▶ [OBJECTIVE]
Quote all of the entries word for word.

▶ [INFORMATION GIVEN]
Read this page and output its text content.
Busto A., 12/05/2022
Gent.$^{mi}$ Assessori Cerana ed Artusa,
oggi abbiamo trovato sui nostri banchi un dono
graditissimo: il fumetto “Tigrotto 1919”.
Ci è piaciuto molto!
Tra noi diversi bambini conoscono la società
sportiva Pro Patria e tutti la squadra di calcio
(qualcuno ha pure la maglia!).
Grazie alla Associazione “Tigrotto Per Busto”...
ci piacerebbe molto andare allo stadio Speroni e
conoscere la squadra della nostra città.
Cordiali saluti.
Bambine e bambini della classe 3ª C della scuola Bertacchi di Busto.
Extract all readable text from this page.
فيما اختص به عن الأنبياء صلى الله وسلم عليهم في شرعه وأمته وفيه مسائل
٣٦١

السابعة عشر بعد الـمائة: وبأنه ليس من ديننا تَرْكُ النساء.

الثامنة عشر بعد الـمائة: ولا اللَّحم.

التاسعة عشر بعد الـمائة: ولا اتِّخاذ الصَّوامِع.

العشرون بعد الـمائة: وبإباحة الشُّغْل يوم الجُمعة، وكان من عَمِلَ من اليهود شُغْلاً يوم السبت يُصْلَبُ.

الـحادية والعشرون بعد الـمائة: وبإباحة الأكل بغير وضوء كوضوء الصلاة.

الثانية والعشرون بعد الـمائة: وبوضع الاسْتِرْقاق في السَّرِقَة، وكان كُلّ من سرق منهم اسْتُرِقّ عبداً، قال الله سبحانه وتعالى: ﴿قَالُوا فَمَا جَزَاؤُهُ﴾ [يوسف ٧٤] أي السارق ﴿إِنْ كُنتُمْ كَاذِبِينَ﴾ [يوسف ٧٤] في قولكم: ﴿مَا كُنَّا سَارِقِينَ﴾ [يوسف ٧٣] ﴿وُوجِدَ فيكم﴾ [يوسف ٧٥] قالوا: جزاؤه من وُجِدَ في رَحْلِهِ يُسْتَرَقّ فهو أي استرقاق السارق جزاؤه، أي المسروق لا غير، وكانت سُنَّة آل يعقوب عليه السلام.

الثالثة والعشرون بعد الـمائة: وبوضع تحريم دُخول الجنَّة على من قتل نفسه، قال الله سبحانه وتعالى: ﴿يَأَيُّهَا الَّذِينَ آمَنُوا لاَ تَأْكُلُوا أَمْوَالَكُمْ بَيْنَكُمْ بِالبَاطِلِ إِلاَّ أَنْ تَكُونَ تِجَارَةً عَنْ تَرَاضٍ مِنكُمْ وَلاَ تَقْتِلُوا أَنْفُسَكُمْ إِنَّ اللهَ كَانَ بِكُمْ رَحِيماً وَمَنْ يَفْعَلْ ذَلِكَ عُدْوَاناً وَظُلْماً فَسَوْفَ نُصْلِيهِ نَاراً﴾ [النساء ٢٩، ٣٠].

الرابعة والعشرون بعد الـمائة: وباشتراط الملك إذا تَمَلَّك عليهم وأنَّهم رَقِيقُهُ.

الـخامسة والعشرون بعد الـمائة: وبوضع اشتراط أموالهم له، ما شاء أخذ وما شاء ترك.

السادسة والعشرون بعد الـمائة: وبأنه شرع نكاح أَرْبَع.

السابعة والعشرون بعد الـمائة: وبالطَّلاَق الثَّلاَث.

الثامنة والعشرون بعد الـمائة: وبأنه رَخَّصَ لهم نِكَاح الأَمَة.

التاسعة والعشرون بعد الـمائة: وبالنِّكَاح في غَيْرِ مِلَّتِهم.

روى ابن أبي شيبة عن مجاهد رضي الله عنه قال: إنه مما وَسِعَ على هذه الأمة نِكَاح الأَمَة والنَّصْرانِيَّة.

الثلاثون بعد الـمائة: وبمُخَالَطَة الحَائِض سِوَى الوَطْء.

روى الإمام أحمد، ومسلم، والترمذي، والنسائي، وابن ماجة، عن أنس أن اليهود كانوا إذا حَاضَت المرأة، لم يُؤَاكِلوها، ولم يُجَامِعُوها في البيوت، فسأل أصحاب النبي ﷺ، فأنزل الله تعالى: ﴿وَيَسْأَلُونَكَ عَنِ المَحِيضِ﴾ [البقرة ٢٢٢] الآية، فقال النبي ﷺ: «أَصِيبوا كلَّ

▶ [SOLUTION FOR THIS PROBLEM]
Read this page and output its text content.
Busto A., 12/05/2022
Gent.$^{mi}$ Assessori Cerana ed Artusa,
oggi abbiamo trovato sui nostri banchi un dono
graditissimo: il fumetto “Tigrotto 1919”.
Ci è piaciuto molto!
Tra noi diversi bambini conoscono la società
sportiva Pro Patria e tutti la squadra di calcio
(qualcuno ha pure la maglia!).
Grazie alla Associazione “Tigrotto Per Busto”...
ci piacerebbe molto andare allo stadio Speroni e
conoscere la squadra della nostra città.
Cordiali saluti.
Bambine e bambini della classe 3ª C della scuola Bertacchi di Busto.
Extract all readable text from this page.
فيما اختص به عن الأنبياء صلى الله وسلم عليهم في شرعه وأمته وفيه مسائل
٣٦١

السابعة عشر بعد الـمائة: وبأنه ليس من ديننا تَرْكُ النساء.

الثامنة عشر بعد الـمائة: ولا اللَّحم.

التاسعة عشر بعد الـمائة: ولا اتِّخاذ الصَّوامِع.

العشرون بعد الـمائة: وبإباحة الشُّغْل يوم الجُمعة، وكان من عَمِلَ من اليهود شُغْلاً يوم السبت يُصْلَبُ.

الـحادية والعشرون بعد الـمائة: وبإباحة الأكل بغير وضوء كوضوء الصلاة.

الثانية والعشرون بعد الـمائة: وبوضع الاسْتِرْقاق في السَّرِقَة، وكان كُلّ من سرق منهم اسْتُرِقّ عبداً، قال الله سبحانه وتعالى: ﴿قَالُوا فَمَا جَزَاؤُهُ﴾ [يوسف ٧٤] أي السارق ﴿إِنْ كُنتُمْ كَاذِبِينَ﴾ [يوسف ٧٤] في قولكم: ﴿مَا كُنَّا سَارِقِينَ﴾ [يوسف ٧٣] ﴿وُوجِدَ فيكم﴾ [يوسف ٧٥] قالوا: جزاؤه من وُجِدَ في رَحْلِهِ يُسْتَرَقّ فهو أي استرقاق السارق جزاؤه، أي المسروق لا غير، وكانت سُنَّة آل يعقوب عليه السلام.

الثالثة والعشرون بعد الـمائة: وبوضع تحريم دُخول الجنَّة على من قتل نفسه، قال الله سبحانه وتعالى: ﴿يَأَيُّهَا الَّذِينَ آمَنُوا لاَ تَأْكُلُوا أَمْوَالَكُمْ بَيْنَكُمْ بِالبَاطِلِ إِلاَّ أَنْ تَكُونَ تِجَارَةً عَنْ تَرَاضٍ مِنكُمْ وَلاَ تَقْتِلُوا أَنْفُسَكُمْ إِنَّ اللهَ كَانَ بِكُمْ رَحِيماً وَمَنْ يَفْعَلْ ذَلِكَ عُدْوَاناً وَظُلْماً فَسَوْفَ نُصْلِيهِ نَاراً﴾ [النساء ٢٩، ٣٠].

الرابعة والعشرون بعد الـمائة: وباشتراط الملك إذا تَمَلَّك عليهم وأنَّهم رَقِيقُهُ.

الـخامسة والعشرون بعد الـمائة: وبوضع اشتراط أموالهم له، ما شاء أخذ وما شاء ترك.

السادسة والعشرون بعد الـمائة: وبأنه شرع نكاح أَرْبَع.

السابعة والعشرون بعد الـمائة: وبالطَّلاَق الثَّلاَث.

الثامنة والعشرون بعد الـمائة: وبأنه رَخَّصَ لهم نِكَاح الأَمَة.

التاسعة والعشرون بعد الـمائة: وبالنِّكَاح في غَيْرِ مِلَّتِهم.

روى ابن أبي شيبة عن مجاهد رضي الله عنه قال: إنه مما وَسِعَ على هذه الأمة نِكَاح الأَمَة والنَّصْرانِيَّة.

الثلاثون بعد الـمائة: وبمُخَالَطَة الحَائِض سِوَى الوَطْء.

روى الإمام أحمد، ومسلم، والترمذي، والنسائي، وابن ماجة، عن أنس أن اليهود كانوا إذا حَاضَت المرأة، لم يُؤَاكِلوها، ولم يُجَامِعُوها في البيوت، فسأل أصحاب النبي ﷺ، فأنزل الله تعالى: ﴿وَيَسْأَلُونَكَ عَنِ المَحِيضِ﴾ [البقرة ٢٢٢] الآية، فقال النبي ﷺ: «أَصِيبوا كلَّ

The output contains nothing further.